- [Task requirements]: Give the number of lines that contain the string "Lateinische", and nothing else.

- [Data excerpts]:
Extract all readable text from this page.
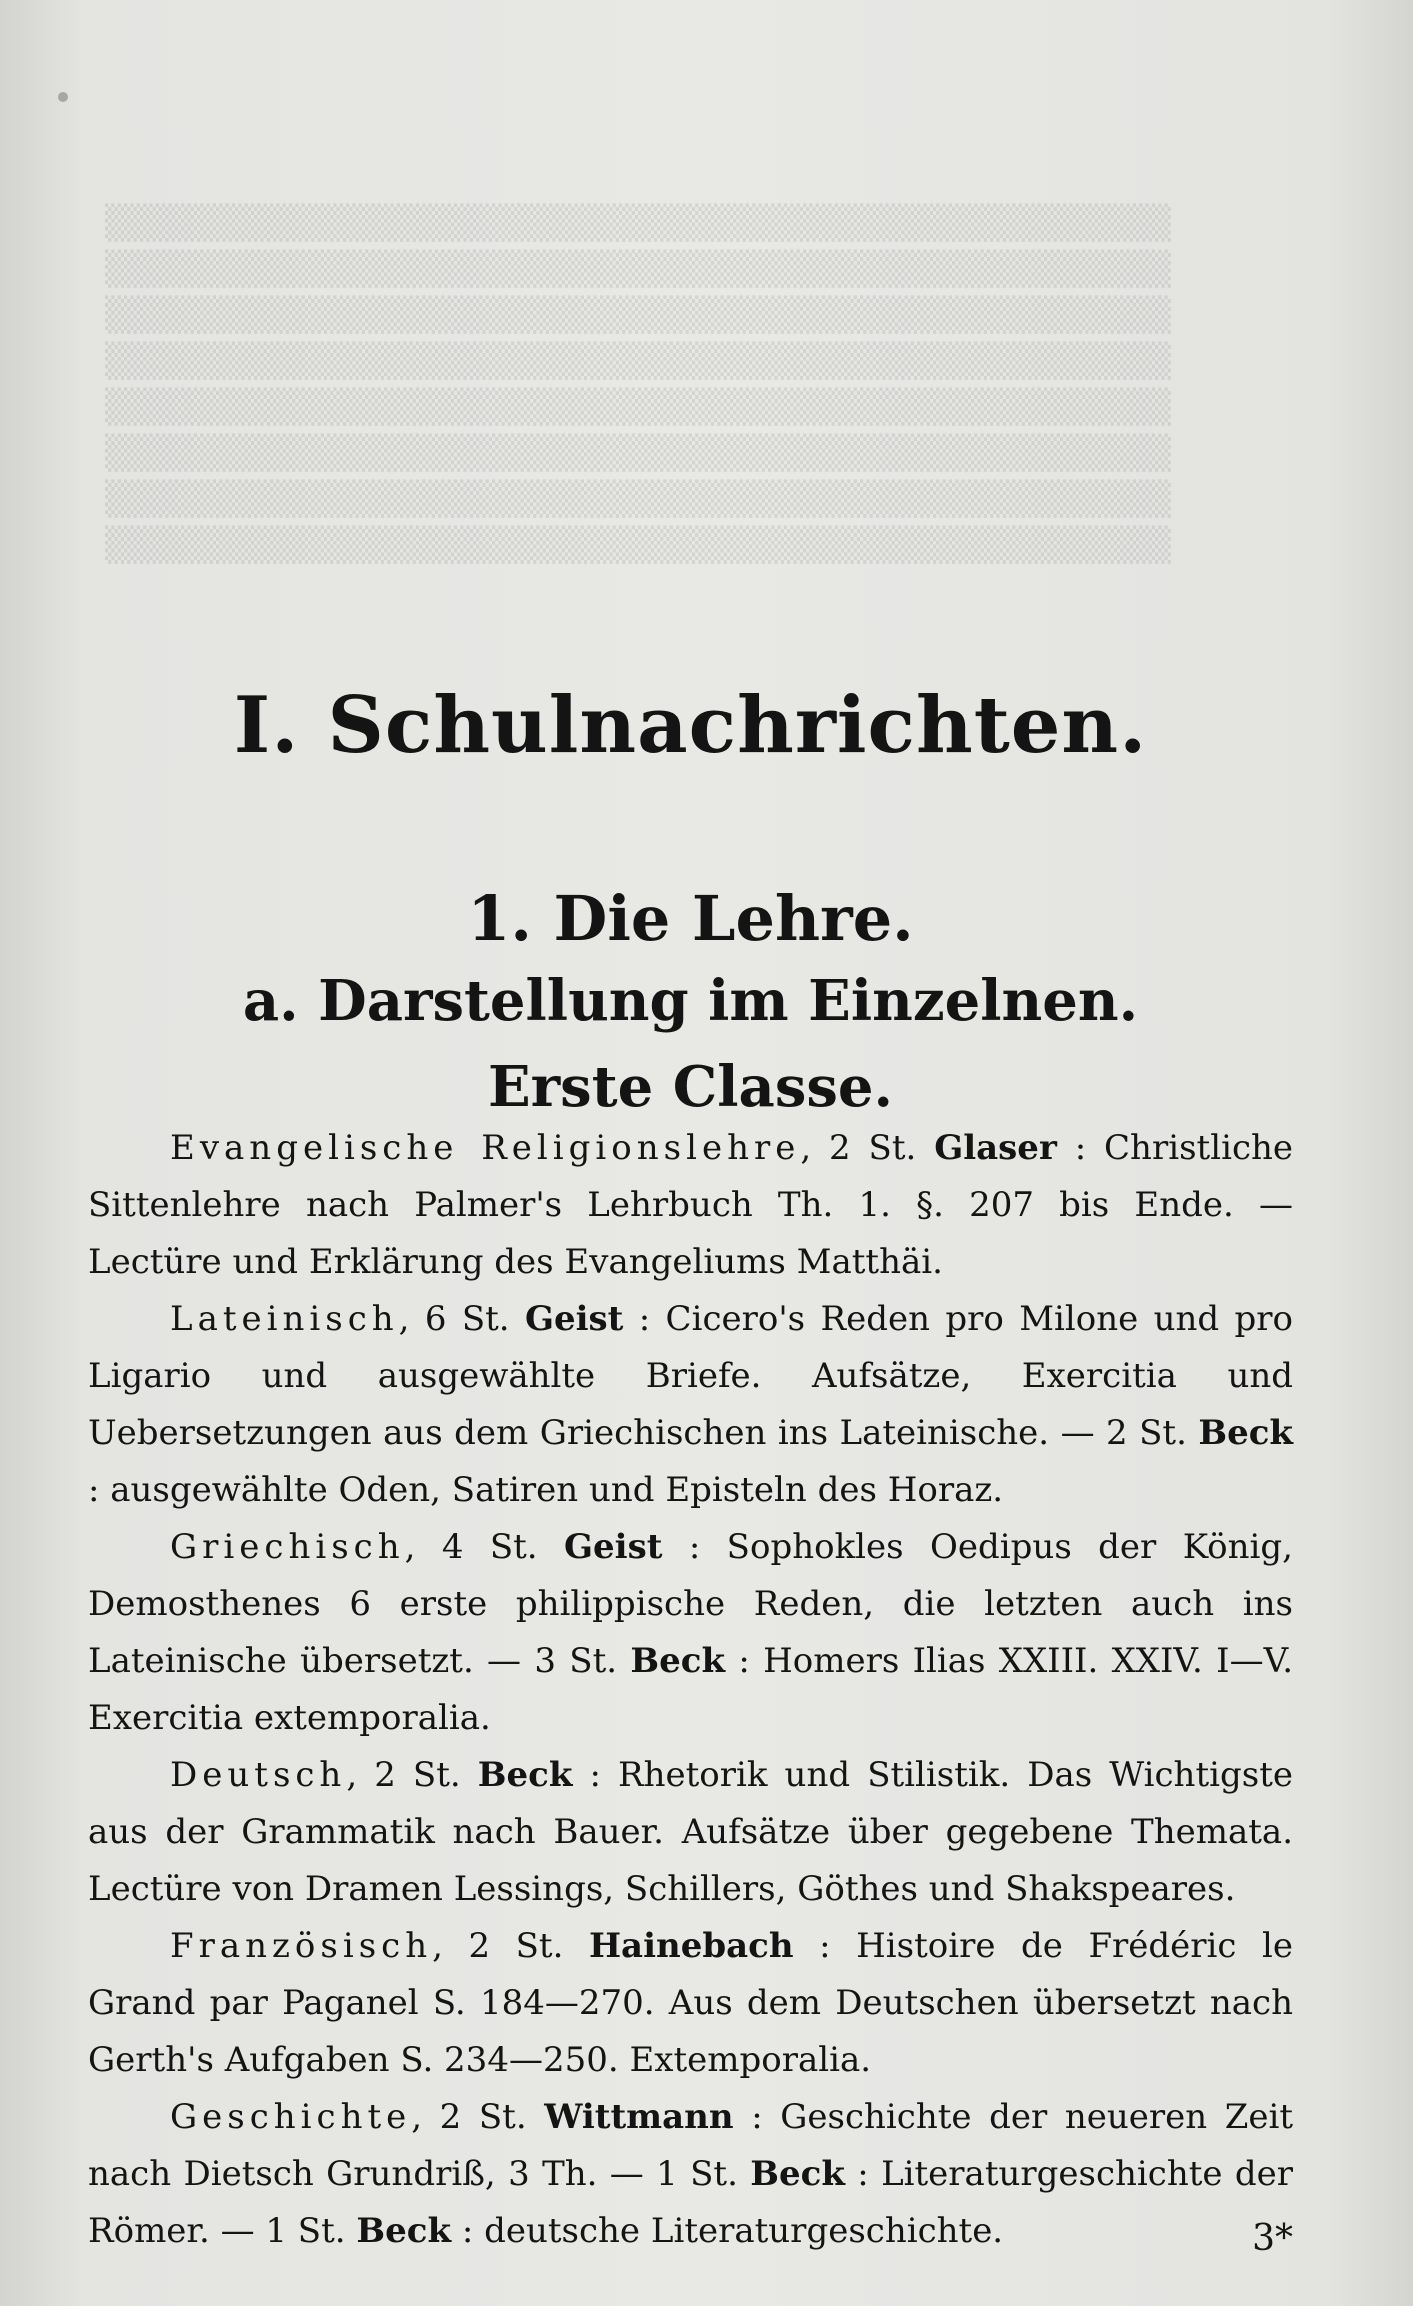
▒▒▒▒▒▒▒▒▒▒▒▒▒▒▒▒▒▒▒▒▒▒▒▒▒▒▒▒▒▒▒▒▒▒▒▒▒▒▒▒▒▒
▒▒▒▒▒▒▒▒▒▒▒▒▒▒▒▒▒▒▒▒▒▒▒▒▒▒▒▒▒▒▒▒▒▒▒▒▒▒▒▒▒▒
▒▒▒▒▒▒▒▒▒▒▒▒▒▒▒▒▒▒▒▒▒▒▒▒▒▒▒▒▒▒▒▒▒▒▒▒▒▒▒▒▒▒
▒▒▒▒▒▒▒▒▒▒▒▒▒▒▒▒▒▒▒▒▒▒▒▒▒▒▒▒▒▒▒▒▒▒▒▒▒▒▒▒▒▒
▒▒▒▒▒▒▒▒▒▒▒▒▒▒▒▒▒▒▒▒▒▒▒▒▒▒▒▒▒▒▒▒▒▒▒▒▒▒▒▒▒▒
▒▒▒▒▒▒▒▒▒▒▒▒▒▒▒▒▒▒▒▒▒▒▒▒▒▒▒▒▒▒▒▒▒▒▒▒▒▒▒▒▒▒
▒▒▒▒▒▒▒▒▒▒▒▒▒▒▒▒▒▒▒▒▒▒▒▒▒▒▒▒▒▒▒▒▒▒▒▒▒▒▒▒▒▒
▒▒▒▒▒▒▒▒▒▒▒▒▒▒▒▒▒▒▒▒▒▒▒▒▒▒▒▒▒▒▒▒▒▒▒▒▒▒▒▒▒▒
I. Schulnachrichten.
1. Die Lehre.
a. Darstellung im Einzelnen.
Erste Classe.

Evangelische Religionslehre, 2 St. Glaser : Christliche Sittenlehre nach Palmer's Lehrbuch Th. 1. §. 207 bis Ende. — Lectüre und Erklärung des Evangeliums Matthäi.

Lateinisch, 6 St. Geist : Cicero's Reden pro Milone und pro Ligario und ausgewählte Briefe. Aufsätze, Exercitia und Uebersetzungen aus dem Griechischen ins Lateinische. — 2 St. Beck : ausgewählte Oden, Satiren und Episteln des Horaz.

Griechisch, 4 St. Geist : Sophokles Oedipus der König, Demosthenes 6 erste philippische Reden, die letzten auch ins Lateinische übersetzt. — 3 St. Beck : Homers Ilias XXIII. XXIV. I—V. Exercitia extemporalia.

Deutsch, 2 St. Beck : Rhetorik und Stilistik. Das Wichtigste aus der Grammatik nach Bauer. Aufsätze über gegebene Themata. Lectüre von Dramen Lessings, Schillers, Göthes und Shakspeares.

Französisch, 2 St. Hainebach : Histoire de Frédéric le Grand par Paganel S. 184—270. Aus dem Deutschen übersetzt nach Gerth's Aufgaben S. 234—250. Extemporalia.

Geschichte, 2 St. Wittmann : Geschichte der neueren Zeit nach Dietsch Grundriß, 3 Th. — 1 St. Beck : Literaturgeschichte der Römer. — 1 St. Beck : deutsche Literaturgeschichte.	3*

- [Written solution]: 2